* _Exercise brief_: Look through the listing for the word "Wolfenbüttel". Copy each line that has it.

* _Records from a data source_:
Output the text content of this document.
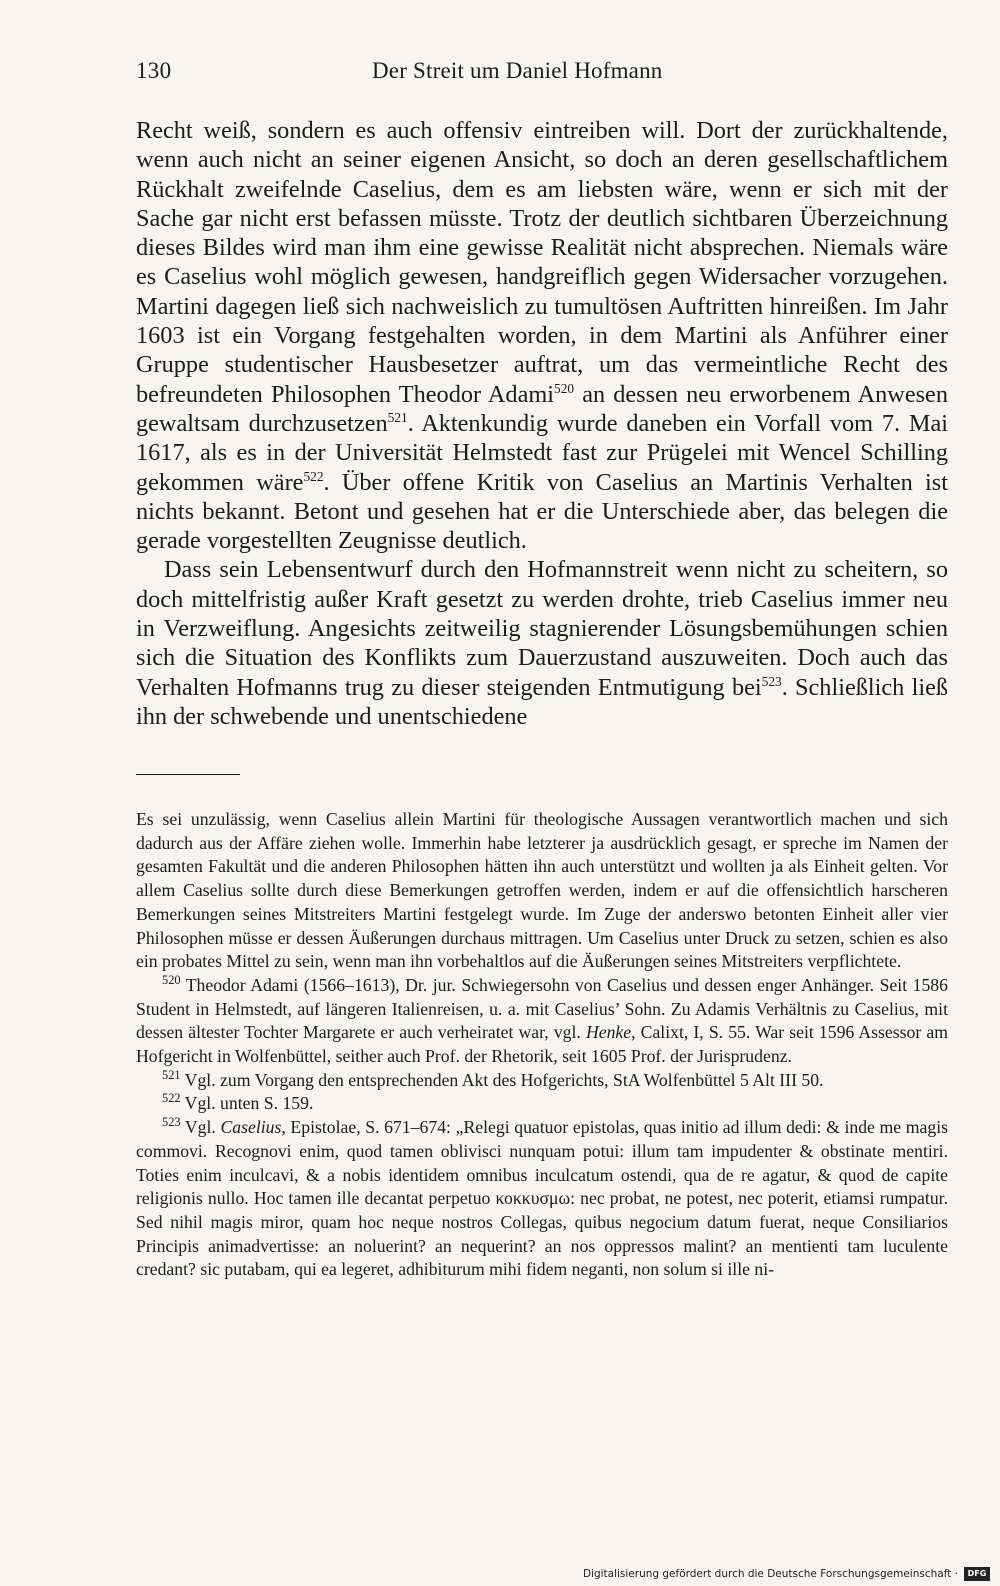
130	Der Streit um Daniel Hofmann

Recht weiß, sondern es auch offensiv eintreiben will. Dort der zurückhaltende, wenn auch nicht an seiner eigenen Ansicht, so doch an deren gesellschaftlichem Rückhalt zweifelnde Caselius, dem es am liebsten wäre, wenn er sich mit der Sache gar nicht erst befassen müsste. Trotz der deutlich sichtbaren Überzeichnung dieses Bildes wird man ihm eine gewisse Realität nicht absprechen. Niemals wäre es Caselius wohl möglich gewesen, handgreiflich gegen Widersacher vorzugehen. Martini dagegen ließ sich nachweislich zu tumultösen Auftritten hinreißen. Im Jahr 1603 ist ein Vorgang festgehalten worden, in dem Martini als Anführer einer Gruppe studentischer Hausbesetzer auftrat, um das vermeintliche Recht des befreundeten Philosophen Theodor Adami$^{520}$ an dessen neu erworbenem Anwesen gewaltsam durchzusetzen$^{521}$. Aktenkundig wurde daneben ein Vorfall vom 7. Mai 1617, als es in der Universität Helmstedt fast zur Prügelei mit Wencel Schilling gekommen wäre$^{522}$. Über offene Kritik von Caselius an Martinis Verhalten ist nichts bekannt. Betont und gesehen hat er die Unterschiede aber, das belegen die gerade vorgestellten Zeugnisse deutlich.

Dass sein Lebensentwurf durch den Hofmannstreit wenn nicht zu scheitern, so doch mittelfristig außer Kraft gesetzt zu werden drohte, trieb Caselius immer neu in Verzweiflung. Angesichts zeitweilig stagnierender Lösungsbemühungen schien sich die Situation des Konflikts zum Dauerzustand auszuweiten. Doch auch das Verhalten Hofmanns trug zu dieser steigenden Entmutigung bei$^{523}$. Schließlich ließ ihn der schwebende und unentschiedene

Es sei unzulässig, wenn Caselius allein Martini für theologische Aussagen verantwortlich machen und sich dadurch aus der Affäre ziehen wolle. Immerhin habe letzterer ja ausdrücklich gesagt, er spreche im Namen der gesamten Fakultät und die anderen Philosophen hätten ihn auch unterstützt und wollten ja als Einheit gelten. Vor allem Caselius sollte durch diese Bemerkungen getroffen werden, indem er auf die offensichtlich harscheren Bemerkungen seines Mitstreiters Martini festgelegt wurde. Im Zuge der anderswo betonten Einheit aller vier Philosophen müsse er dessen Äußerungen durchaus mittragen. Um Caselius unter Druck zu setzen, schien es also ein probates Mittel zu sein, wenn man ihn vorbehaltlos auf die Äußerungen seines Mitstreiters verpflichtete.

$^{520}$ Theodor Adami (1566–1613), Dr. jur. Schwiegersohn von Caselius und dessen enger Anhänger. Seit 1586 Student in Helmstedt, auf längeren Italienreisen, u. a. mit Caselius’ Sohn. Zu Adamis Verhältnis zu Caselius, mit dessen ältester Tochter Margarete er auch verheiratet war, vgl. Henke, Calixt, I, S. 55. War seit 1596 Assessor am Hofgericht in Wolfenbüttel, seither auch Prof. der Rhetorik, seit 1605 Prof. der Jurisprudenz.

$^{521}$ Vgl. zum Vorgang den entsprechenden Akt des Hofgerichts, StA Wolfenbüttel 5 Alt III 50.

$^{522}$ Vgl. unten S. 159.

$^{523}$ Vgl. Caselius, Epistolae, S. 671–674: „Relegi quatuor epistolas, quas initio ad illum dedi: & inde me magis commovi. Recognovi enim, quod tamen oblivisci nunquam potui: illum tam impudenter & obstinate mentiri. Toties enim inculcavi, & a nobis identidem omnibus inculcatum ostendi, qua de re agatur, & quod de capite religionis nullo. Hoc tamen ille decantat perpetuo κοκκυσμω: nec probat, ne potest, nec poterit, etiamsi rumpatur. Sed nihil magis miror, quam hoc neque nostros Collegas, quibus negocium datum fuerat, neque Consiliarios Principis animadvertisse: an noluerint? an nequerint? an nos oppressos malint? an mentienti tam luculente credant? sic putabam, qui ea legeret, adhibiturum mihi fidem neganti, non solum si ille ni-

Digitalisierung gefördert durch die Deutsche Forschungsgemeinschaft ·	DFG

* _The solution_:
$^{520}$ Theodor Adami (1566–1613), Dr. jur. Schwiegersohn von Caselius und dessen enger Anhänger. Seit 1586 Student in Helmstedt, auf längeren Italienreisen, u. a. mit Caselius’ Sohn. Zu Adamis Verhältnis zu Caselius, mit dessen ältester Tochter Margarete er auch verheiratet war, vgl. Henke, Calixt, I, S. 55. War seit 1596 Assessor am Hofgericht in Wolfenbüttel, seither auch Prof. der Rhetorik, seit 1605 Prof. der Jurisprudenz.
$^{521}$ Vgl. zum Vorgang den entsprechenden Akt des Hofgerichts, StA Wolfenbüttel 5 Alt III 50.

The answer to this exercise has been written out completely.